Collected data
+===+

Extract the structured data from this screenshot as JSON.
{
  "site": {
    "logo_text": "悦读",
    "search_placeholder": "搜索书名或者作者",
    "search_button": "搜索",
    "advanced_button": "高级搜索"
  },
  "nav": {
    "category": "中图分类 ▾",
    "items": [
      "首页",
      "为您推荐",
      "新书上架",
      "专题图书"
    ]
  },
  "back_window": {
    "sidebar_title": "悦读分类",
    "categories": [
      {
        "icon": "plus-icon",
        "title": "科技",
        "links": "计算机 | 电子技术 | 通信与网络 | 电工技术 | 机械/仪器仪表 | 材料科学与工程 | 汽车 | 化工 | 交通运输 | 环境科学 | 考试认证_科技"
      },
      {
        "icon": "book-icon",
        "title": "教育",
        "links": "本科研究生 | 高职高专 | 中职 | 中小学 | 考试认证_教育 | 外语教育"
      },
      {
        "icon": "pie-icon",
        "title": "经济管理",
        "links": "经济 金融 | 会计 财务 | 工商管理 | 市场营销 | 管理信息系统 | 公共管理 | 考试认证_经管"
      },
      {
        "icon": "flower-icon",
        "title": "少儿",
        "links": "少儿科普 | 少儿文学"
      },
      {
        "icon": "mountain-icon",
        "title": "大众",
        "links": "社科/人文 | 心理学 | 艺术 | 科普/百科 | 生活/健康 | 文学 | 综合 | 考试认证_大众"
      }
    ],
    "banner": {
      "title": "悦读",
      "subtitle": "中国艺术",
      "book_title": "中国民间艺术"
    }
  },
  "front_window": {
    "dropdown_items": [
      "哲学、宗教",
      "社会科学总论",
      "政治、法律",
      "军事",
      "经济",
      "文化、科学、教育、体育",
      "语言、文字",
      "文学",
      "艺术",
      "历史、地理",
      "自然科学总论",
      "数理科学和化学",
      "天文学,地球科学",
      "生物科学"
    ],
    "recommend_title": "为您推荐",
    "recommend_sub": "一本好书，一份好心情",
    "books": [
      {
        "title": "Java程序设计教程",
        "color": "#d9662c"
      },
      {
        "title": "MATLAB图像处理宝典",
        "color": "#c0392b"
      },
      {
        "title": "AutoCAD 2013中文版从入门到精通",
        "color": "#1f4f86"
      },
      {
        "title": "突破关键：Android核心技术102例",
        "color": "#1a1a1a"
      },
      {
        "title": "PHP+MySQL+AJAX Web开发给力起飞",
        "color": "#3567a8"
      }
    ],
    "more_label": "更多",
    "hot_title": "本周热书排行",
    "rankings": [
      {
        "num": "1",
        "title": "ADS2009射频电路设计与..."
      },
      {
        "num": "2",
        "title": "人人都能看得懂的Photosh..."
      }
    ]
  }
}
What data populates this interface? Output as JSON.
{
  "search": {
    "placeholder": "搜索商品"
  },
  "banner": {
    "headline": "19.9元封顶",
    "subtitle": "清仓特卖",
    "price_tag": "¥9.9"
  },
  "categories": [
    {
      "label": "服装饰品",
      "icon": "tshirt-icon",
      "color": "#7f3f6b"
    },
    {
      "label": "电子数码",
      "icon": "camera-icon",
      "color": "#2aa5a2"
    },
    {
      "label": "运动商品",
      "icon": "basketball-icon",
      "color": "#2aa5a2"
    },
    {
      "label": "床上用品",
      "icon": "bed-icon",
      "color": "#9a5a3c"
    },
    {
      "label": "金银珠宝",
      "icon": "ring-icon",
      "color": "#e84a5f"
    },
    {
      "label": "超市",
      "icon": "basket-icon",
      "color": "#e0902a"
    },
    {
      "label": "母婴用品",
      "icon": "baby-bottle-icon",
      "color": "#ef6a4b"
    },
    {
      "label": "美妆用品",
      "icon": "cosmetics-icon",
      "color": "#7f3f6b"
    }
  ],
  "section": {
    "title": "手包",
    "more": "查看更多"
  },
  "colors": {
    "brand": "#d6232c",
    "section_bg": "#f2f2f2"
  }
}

+===+

■ **Given instruction**: Give back all the data exactly as written.

■ **Finished exercise**:
Extract the structured data from this screenshot as JSON.
{
  "site": {
    "logo_text": "悦读",
    "search_placeholder": "搜索书名或者作者",
    "search_button": "搜索",
    "advanced_button": "高级搜索"
  },
  "nav": {
    "category": "中图分类 ▾",
    "items": [
      "首页",
      "为您推荐",
      "新书上架",
      "专题图书"
    ]
  },
  "back_window": {
    "sidebar_title": "悦读分类",
    "categories": [
      {
        "icon": "plus-icon",
        "title": "科技",
        "links": "计算机 | 电子技术 | 通信与网络 | 电工技术 | 机械/仪器仪表 | 材料科学与工程 | 汽车 | 化工 | 交通运输 | 环境科学 | 考试认证_科技"
      },
      {
        "icon": "book-icon",
        "title": "教育",
        "links": "本科研究生 | 高职高专 | 中职 | 中小学 | 考试认证_教育 | 外语教育"
      },
      {
        "icon": "pie-icon",
        "title": "经济管理",
        "links": "经济 金融 | 会计 财务 | 工商管理 | 市场营销 | 管理信息系统 | 公共管理 | 考试认证_经管"
      },
      {
        "icon": "flower-icon",
        "title": "少儿",
        "links": "少儿科普 | 少儿文学"
      },
      {
        "icon": "mountain-icon",
        "title": "大众",
        "links": "社科/人文 | 心理学 | 艺术 | 科普/百科 | 生活/健康 | 文学 | 综合 | 考试认证_大众"
      }
    ],
    "banner": {
      "title": "悦读",
      "subtitle": "中国艺术",
      "book_title": "中国民间艺术"
    }
  },
  "front_window": {
    "dropdown_items": [
      "哲学、宗教",
      "社会科学总论",
      "政治、法律",
      "军事",
      "经济",
      "文化、科学、教育、体育",
      "语言、文字",
      "文学",
      "艺术",
      "历史、地理",
      "自然科学总论",
      "数理科学和化学",
      "天文学,地球科学",
      "生物科学"
    ],
    "recommend_title": "为您推荐",
    "recommend_sub": "一本好书，一份好心情",
    "books": [
      {
        "title": "Java程序设计教程",
        "color": "#d9662c"
      },
      {
        "title": "MATLAB图像处理宝典",
        "color": "#c0392b"
      },
      {
        "title": "AutoCAD 2013中文版从入门到精通",
        "color": "#1f4f86"
      },
      {
        "title": "突破关键：Android核心技术102例",
        "color": "#1a1a1a"
      },
      {
        "title": "PHP+MySQL+AJAX Web开发给力起飞",
        "color": "#3567a8"
      }
    ],
    "more_label": "更多",
    "hot_title": "本周热书排行",
    "rankings": [
      {
        "num": "1",
        "title": "ADS2009射频电路设计与..."
      },
      {
        "num": "2",
        "title": "人人都能看得懂的Photosh..."
      }
    ]
  }
}
What data populates this interface? Output as JSON.
{
  "search": {
    "placeholder": "搜索商品"
  },
  "banner": {
    "headline": "19.9元封顶",
    "subtitle": "清仓特卖",
    "price_tag": "¥9.9"
  },
  "categories": [
    {
      "label": "服装饰品",
      "icon": "tshirt-icon",
      "color": "#7f3f6b"
    },
    {
      "label": "电子数码",
      "icon": "camera-icon",
      "color": "#2aa5a2"
    },
    {
      "label": "运动商品",
      "icon": "basketball-icon",
      "color": "#2aa5a2"
    },
    {
      "label": "床上用品",
      "icon": "bed-icon",
      "color": "#9a5a3c"
    },
    {
      "label": "金银珠宝",
      "icon": "ring-icon",
      "color": "#e84a5f"
    },
    {
      "label": "超市",
      "icon": "basket-icon",
      "color": "#e0902a"
    },
    {
      "label": "母婴用品",
      "icon": "baby-bottle-icon",
      "color": "#ef6a4b"
    },
    {
      "label": "美妆用品",
      "icon": "cosmetics-icon",
      "color": "#7f3f6b"
    }
  ],
  "section": {
    "title": "手包",
    "more": "查看更多"
  },
  "colors": {
    "brand": "#d6232c",
    "section_bg": "#f2f2f2"
  }
}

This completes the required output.